*Goal of the exercise*: From the entries below, please gather each line containing the string "Trần".

*Material provided*:

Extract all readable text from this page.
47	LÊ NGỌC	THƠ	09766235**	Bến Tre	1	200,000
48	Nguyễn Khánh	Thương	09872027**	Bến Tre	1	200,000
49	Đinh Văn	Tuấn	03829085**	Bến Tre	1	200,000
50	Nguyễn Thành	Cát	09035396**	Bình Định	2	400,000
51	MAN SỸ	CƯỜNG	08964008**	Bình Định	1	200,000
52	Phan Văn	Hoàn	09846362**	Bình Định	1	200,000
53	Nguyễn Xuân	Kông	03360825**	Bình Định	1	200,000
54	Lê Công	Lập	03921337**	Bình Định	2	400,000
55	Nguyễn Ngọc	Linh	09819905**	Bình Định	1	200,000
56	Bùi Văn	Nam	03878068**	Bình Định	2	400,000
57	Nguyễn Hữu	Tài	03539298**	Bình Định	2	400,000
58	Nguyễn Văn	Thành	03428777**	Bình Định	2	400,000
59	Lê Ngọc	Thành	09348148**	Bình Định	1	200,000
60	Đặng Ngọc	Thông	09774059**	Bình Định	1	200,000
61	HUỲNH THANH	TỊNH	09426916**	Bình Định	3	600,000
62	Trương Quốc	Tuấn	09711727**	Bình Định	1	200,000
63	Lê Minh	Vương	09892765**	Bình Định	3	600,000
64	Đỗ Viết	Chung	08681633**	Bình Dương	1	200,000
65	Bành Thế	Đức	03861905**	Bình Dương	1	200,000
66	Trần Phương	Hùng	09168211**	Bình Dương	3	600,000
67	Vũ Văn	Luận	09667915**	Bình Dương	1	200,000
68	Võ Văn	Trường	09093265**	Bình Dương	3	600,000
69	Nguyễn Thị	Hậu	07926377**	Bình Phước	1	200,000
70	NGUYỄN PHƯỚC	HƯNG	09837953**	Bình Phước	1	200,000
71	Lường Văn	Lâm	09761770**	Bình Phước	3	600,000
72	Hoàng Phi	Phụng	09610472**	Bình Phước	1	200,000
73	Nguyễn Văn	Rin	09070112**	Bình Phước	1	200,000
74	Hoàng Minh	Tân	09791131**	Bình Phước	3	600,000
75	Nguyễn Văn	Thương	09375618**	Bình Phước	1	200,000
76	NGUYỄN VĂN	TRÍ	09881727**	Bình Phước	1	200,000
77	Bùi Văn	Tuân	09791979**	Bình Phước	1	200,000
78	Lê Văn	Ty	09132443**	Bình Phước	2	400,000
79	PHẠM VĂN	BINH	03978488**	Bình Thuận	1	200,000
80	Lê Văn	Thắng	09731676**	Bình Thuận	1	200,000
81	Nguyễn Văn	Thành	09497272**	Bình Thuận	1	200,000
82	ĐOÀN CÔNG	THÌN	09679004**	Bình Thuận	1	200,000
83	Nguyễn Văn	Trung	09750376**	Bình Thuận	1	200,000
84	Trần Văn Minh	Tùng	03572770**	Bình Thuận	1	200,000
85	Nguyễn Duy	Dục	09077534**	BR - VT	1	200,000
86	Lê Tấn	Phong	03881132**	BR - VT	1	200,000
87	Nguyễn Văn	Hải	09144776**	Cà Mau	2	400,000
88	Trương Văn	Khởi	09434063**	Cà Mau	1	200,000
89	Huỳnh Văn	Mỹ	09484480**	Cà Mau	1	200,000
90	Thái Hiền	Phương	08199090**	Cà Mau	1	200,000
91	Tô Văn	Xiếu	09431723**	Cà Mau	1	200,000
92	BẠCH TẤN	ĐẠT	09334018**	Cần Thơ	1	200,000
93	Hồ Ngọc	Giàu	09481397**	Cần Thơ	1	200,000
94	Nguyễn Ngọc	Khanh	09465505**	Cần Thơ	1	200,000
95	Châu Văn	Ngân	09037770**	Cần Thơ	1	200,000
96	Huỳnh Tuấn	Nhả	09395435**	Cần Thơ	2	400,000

*Answer to this exercise*:
66	Trần Phương	Hùng	09168211**	Bình Dương	3	600,000
84	Trần Văn Minh	Tùng	03572770**	Bình Thuận	1	200,000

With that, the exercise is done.